**What to do:** Find the string "heading" and gather every line that holds it.

**Dataset items:**
------------------------

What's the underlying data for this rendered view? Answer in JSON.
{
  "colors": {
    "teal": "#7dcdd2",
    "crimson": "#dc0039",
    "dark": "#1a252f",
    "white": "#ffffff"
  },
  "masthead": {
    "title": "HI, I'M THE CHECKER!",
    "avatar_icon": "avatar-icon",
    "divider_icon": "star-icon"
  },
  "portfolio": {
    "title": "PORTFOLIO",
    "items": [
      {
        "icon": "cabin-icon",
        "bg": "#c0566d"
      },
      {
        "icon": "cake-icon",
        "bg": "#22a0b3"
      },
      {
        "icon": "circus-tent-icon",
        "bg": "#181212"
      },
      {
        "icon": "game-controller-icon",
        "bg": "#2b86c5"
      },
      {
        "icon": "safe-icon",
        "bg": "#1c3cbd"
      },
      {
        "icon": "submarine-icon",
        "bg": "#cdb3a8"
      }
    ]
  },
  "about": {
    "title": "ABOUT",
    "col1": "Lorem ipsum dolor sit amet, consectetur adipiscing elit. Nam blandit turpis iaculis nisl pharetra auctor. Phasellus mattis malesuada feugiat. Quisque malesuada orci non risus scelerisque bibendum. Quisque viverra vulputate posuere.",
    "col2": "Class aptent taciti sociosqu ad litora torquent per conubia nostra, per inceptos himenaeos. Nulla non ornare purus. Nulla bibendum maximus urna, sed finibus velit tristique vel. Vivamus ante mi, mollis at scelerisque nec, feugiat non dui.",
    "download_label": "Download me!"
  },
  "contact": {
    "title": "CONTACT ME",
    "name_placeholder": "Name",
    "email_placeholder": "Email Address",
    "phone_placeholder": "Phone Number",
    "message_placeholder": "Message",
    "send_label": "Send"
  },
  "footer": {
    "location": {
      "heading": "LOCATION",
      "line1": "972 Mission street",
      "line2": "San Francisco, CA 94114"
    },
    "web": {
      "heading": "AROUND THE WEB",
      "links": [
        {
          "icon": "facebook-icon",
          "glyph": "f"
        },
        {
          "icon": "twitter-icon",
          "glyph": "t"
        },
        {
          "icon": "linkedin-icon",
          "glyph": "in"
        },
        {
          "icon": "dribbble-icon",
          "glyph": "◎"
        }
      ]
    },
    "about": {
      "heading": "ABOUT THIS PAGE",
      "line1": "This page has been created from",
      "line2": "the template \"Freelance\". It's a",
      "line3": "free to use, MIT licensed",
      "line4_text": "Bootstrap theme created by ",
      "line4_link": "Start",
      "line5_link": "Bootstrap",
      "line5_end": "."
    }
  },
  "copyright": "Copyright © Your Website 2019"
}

------------------------

**Written solution:**
      "heading": "LOCATION",
      "heading": "AROUND THE WEB",
      "heading": "ABOUT THIS PAGE",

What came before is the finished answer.